REQUIREMENT: From the listing below, extract every line in which the word "JSON" appears.

EXTRACTED INFORMATION:
= = = = =

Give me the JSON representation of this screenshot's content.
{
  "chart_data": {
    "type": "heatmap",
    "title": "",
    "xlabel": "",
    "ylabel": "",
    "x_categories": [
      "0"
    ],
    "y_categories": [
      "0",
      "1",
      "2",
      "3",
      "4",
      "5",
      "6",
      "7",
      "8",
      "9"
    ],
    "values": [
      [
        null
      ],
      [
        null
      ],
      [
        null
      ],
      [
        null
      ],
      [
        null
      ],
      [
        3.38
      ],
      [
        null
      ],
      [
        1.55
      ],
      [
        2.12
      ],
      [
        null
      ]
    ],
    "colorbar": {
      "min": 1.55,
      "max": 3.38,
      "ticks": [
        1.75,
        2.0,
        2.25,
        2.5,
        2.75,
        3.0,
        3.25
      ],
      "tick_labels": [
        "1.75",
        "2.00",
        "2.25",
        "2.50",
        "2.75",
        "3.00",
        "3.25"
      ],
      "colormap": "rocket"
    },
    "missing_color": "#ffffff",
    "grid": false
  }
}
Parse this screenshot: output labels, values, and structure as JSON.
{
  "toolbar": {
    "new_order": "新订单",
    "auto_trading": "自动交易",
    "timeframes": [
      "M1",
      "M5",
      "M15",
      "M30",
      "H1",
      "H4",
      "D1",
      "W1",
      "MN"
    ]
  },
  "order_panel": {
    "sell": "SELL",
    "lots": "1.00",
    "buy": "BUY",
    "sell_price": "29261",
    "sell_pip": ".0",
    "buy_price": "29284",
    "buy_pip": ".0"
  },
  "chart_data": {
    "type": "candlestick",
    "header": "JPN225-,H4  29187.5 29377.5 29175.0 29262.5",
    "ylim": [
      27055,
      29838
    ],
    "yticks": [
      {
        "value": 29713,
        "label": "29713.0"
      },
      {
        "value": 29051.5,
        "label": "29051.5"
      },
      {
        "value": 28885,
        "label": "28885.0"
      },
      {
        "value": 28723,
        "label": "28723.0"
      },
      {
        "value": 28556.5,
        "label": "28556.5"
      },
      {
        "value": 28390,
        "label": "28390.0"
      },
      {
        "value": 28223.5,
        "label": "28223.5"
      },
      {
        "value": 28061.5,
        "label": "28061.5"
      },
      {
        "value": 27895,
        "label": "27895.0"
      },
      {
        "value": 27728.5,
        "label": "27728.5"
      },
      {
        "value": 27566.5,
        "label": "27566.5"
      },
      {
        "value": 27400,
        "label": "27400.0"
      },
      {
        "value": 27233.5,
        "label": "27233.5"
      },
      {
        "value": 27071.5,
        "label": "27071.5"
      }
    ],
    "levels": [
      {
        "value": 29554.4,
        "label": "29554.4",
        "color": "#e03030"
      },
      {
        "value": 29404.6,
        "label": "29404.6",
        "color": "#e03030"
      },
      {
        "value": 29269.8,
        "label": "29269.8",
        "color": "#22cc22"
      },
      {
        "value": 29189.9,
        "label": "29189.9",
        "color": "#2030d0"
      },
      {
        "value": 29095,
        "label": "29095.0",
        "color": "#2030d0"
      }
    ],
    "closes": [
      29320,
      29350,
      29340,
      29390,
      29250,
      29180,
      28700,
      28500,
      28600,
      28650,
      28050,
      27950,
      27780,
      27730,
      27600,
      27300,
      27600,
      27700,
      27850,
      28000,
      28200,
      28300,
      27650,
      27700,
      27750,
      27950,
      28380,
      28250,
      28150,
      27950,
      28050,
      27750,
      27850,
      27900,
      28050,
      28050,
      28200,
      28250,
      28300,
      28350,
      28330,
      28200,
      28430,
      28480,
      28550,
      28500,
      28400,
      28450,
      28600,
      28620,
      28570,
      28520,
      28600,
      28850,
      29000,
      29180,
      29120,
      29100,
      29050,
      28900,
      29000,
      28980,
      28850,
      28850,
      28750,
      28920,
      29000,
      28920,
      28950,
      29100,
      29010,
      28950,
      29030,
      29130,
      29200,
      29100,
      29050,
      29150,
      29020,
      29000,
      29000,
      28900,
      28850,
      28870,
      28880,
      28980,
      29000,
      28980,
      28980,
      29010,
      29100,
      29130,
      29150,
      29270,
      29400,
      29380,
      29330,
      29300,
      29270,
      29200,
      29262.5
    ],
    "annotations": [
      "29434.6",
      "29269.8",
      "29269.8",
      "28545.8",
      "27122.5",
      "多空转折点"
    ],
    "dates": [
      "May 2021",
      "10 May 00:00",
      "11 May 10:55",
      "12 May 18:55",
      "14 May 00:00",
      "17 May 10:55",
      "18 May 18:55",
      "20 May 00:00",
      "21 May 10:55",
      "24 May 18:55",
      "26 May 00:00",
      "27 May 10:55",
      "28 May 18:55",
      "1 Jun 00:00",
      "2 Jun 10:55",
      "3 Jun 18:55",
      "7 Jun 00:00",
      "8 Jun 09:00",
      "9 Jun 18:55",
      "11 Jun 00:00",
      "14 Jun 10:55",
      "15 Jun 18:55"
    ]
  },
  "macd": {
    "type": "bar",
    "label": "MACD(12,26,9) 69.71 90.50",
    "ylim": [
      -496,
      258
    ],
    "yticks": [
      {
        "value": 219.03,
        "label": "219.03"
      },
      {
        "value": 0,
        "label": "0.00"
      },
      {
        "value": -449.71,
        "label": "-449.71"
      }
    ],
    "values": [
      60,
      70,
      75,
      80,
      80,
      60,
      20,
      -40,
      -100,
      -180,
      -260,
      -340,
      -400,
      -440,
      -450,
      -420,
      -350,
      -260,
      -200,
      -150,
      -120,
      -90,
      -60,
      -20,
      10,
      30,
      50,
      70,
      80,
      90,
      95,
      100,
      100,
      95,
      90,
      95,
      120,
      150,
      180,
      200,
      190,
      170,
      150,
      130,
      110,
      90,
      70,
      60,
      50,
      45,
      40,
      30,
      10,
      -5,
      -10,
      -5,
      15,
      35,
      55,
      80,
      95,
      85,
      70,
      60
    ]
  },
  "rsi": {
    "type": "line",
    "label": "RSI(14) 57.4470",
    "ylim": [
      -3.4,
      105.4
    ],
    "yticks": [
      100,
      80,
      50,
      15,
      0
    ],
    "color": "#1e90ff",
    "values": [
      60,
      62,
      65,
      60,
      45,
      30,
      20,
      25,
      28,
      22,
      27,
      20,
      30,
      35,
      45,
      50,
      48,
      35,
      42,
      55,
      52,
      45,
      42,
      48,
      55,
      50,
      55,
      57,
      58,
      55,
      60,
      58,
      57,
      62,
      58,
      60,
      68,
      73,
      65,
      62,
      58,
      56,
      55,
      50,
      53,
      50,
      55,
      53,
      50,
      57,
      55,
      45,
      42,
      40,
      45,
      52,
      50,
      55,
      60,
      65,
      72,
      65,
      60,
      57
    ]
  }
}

= = = = =

TASK RESPONSE:
Give me the JSON representation of this screenshot's content.
Parse this screenshot: output labels, values, and structure as JSON.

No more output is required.